Task details: Your task is to output all the records below, word for word.

Stored data entries:
┄┄┄┄┄┄┄┄┄┄┄┄┄┄┄┄┄┄┄┄

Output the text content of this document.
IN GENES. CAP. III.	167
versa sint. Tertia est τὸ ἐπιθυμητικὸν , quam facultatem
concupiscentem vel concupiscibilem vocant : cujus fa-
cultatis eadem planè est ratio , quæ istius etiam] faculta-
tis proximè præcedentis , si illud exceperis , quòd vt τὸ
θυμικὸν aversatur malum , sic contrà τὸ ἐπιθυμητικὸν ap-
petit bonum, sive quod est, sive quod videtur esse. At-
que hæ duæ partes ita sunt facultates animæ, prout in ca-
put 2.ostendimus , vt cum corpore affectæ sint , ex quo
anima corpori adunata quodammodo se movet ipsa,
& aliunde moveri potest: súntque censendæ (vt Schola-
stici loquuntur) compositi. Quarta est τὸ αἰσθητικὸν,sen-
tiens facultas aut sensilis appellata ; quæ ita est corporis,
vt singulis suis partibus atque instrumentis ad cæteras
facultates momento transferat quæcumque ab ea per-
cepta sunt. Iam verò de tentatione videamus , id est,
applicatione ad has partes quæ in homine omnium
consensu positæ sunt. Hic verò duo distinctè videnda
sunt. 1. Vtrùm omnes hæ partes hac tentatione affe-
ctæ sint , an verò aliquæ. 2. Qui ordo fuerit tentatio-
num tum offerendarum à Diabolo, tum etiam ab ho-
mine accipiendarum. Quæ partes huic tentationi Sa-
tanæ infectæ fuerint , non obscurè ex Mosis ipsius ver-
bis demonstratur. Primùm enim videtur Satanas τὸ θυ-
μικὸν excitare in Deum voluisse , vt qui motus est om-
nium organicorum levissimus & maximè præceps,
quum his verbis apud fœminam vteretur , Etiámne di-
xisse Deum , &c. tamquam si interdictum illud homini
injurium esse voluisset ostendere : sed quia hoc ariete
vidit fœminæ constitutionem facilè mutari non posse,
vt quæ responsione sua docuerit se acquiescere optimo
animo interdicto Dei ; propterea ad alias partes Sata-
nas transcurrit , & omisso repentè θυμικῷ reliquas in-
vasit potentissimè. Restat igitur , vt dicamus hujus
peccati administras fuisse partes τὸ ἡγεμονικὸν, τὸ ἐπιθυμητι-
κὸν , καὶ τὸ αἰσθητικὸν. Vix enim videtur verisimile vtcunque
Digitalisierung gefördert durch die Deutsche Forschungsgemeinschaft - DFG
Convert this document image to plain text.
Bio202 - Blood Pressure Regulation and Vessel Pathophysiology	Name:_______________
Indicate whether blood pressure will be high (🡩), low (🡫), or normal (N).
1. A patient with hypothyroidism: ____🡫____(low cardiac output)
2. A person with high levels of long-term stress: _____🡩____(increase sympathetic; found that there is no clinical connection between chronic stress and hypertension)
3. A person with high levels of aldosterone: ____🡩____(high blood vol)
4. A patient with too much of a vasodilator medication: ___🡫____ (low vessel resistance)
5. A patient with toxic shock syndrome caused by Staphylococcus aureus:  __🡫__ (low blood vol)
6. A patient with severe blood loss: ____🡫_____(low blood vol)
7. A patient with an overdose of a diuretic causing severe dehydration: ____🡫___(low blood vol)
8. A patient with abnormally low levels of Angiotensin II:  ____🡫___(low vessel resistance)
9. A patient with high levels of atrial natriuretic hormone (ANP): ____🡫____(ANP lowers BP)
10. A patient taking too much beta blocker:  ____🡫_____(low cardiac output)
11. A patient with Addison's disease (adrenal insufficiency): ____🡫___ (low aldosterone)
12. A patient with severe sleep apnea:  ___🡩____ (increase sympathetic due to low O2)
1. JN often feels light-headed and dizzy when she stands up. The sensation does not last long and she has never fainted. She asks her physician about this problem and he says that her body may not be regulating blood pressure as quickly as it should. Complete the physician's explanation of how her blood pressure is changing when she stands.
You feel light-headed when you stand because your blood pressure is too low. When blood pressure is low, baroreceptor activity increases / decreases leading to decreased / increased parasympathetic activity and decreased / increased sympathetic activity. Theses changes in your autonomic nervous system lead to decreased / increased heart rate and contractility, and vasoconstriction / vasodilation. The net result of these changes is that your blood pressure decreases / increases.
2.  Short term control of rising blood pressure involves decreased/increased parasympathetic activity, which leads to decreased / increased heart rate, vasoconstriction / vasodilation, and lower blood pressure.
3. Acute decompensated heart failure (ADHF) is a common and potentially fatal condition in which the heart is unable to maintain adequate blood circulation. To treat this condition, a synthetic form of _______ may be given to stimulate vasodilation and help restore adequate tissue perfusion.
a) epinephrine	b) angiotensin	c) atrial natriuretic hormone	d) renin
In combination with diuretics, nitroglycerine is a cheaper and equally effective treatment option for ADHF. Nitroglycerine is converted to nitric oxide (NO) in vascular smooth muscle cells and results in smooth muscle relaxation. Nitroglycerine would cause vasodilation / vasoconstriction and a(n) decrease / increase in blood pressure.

┄┄┄┄┄┄┄┄┄┄┄┄┄┄┄┄┄┄┄┄

Exercise answer:
Output the text content of this document.
IN GENES. CAP. III.	167
versa sint. Tertia est τὸ ἐπιθυμητικὸν , quam facultatem
concupiscentem vel concupiscibilem vocant : cujus fa-
cultatis eadem planè est ratio , quæ istius etiam] faculta-
tis proximè præcedentis , si illud exceperis , quòd vt τὸ
θυμικὸν aversatur malum , sic contrà τὸ ἐπιθυμητικὸν ap-
petit bonum, sive quod est, sive quod videtur esse. At-
que hæ duæ partes ita sunt facultates animæ, prout in ca-
put 2.ostendimus , vt cum corpore affectæ sint , ex quo
anima corpori adunata quodammodo se movet ipsa,
& aliunde moveri potest: súntque censendæ (vt Schola-
stici loquuntur) compositi. Quarta est τὸ αἰσθητικὸν,sen-
tiens facultas aut sensilis appellata ; quæ ita est corporis,
vt singulis suis partibus atque instrumentis ad cæteras
facultates momento transferat quæcumque ab ea per-
cepta sunt. Iam verò de tentatione videamus , id est,
applicatione ad has partes quæ in homine omnium
consensu positæ sunt. Hic verò duo distinctè videnda
sunt. 1. Vtrùm omnes hæ partes hac tentatione affe-
ctæ sint , an verò aliquæ. 2. Qui ordo fuerit tentatio-
num tum offerendarum à Diabolo, tum etiam ab ho-
mine accipiendarum. Quæ partes huic tentationi Sa-
tanæ infectæ fuerint , non obscurè ex Mosis ipsius ver-
bis demonstratur. Primùm enim videtur Satanas τὸ θυ-
μικὸν excitare in Deum voluisse , vt qui motus est om-
nium organicorum levissimus & maximè præceps,
quum his verbis apud fœminam vteretur , Etiámne di-
xisse Deum , &c. tamquam si interdictum illud homini
injurium esse voluisset ostendere : sed quia hoc ariete
vidit fœminæ constitutionem facilè mutari non posse,
vt quæ responsione sua docuerit se acquiescere optimo
animo interdicto Dei ; propterea ad alias partes Sata-
nas transcurrit , & omisso repentè θυμικῷ reliquas in-
vasit potentissimè. Restat igitur , vt dicamus hujus
peccati administras fuisse partes τὸ ἡγεμονικὸν, τὸ ἐπιθυμητι-
κὸν , καὶ τὸ αἰσθητικὸν. Vix enim videtur verisimile vtcunque
Digitalisierung gefördert durch die Deutsche Forschungsgemeinschaft - DFG
Convert this document image to plain text.
Bio202 - Blood Pressure Regulation and Vessel Pathophysiology	Name:_______________
Indicate whether blood pressure will be high (🡩), low (🡫), or normal (N).
1. A patient with hypothyroidism: ____🡫____(low cardiac output)
2. A person with high levels of long-term stress: _____🡩____(increase sympathetic; found that there is no clinical connection between chronic stress and hypertension)
3. A person with high levels of aldosterone: ____🡩____(high blood vol)
4. A patient with too much of a vasodilator medication: ___🡫____ (low vessel resistance)
5. A patient with toxic shock syndrome caused by Staphylococcus aureus:  __🡫__ (low blood vol)
6. A patient with severe blood loss: ____🡫_____(low blood vol)
7. A patient with an overdose of a diuretic causing severe dehydration: ____🡫___(low blood vol)
8. A patient with abnormally low levels of Angiotensin II:  ____🡫___(low vessel resistance)
9. A patient with high levels of atrial natriuretic hormone (ANP): ____🡫____(ANP lowers BP)
10. A patient taking too much beta blocker:  ____🡫_____(low cardiac output)
11. A patient with Addison's disease (adrenal insufficiency): ____🡫___ (low aldosterone)
12. A patient with severe sleep apnea:  ___🡩____ (increase sympathetic due to low O2)
1. JN often feels light-headed and dizzy when she stands up. The sensation does not last long and she has never fainted. She asks her physician about this problem and he says that her body may not be regulating blood pressure as quickly as it should. Complete the physician's explanation of how her blood pressure is changing when she stands.
You feel light-headed when you stand because your blood pressure is too low. When blood pressure is low, baroreceptor activity increases / decreases leading to decreased / increased parasympathetic activity and decreased / increased sympathetic activity. Theses changes in your autonomic nervous system lead to decreased / increased heart rate and contractility, and vasoconstriction / vasodilation. The net result of these changes is that your blood pressure decreases / increases.
2.  Short term control of rising blood pressure involves decreased/increased parasympathetic activity, which leads to decreased / increased heart rate, vasoconstriction / vasodilation, and lower blood pressure.
3. Acute decompensated heart failure (ADHF) is a common and potentially fatal condition in which the heart is unable to maintain adequate blood circulation. To treat this condition, a synthetic form of _______ may be given to stimulate vasodilation and help restore adequate tissue perfusion.
a) epinephrine	b) angiotensin	c) atrial natriuretic hormone	d) renin
In combination with diuretics, nitroglycerine is a cheaper and equally effective treatment option for ADHF. Nitroglycerine is converted to nitric oxide (NO) in vascular smooth muscle cells and results in smooth muscle relaxation. Nitroglycerine would cause vasodilation / vasoconstriction and a(n) decrease / increase in blood pressure.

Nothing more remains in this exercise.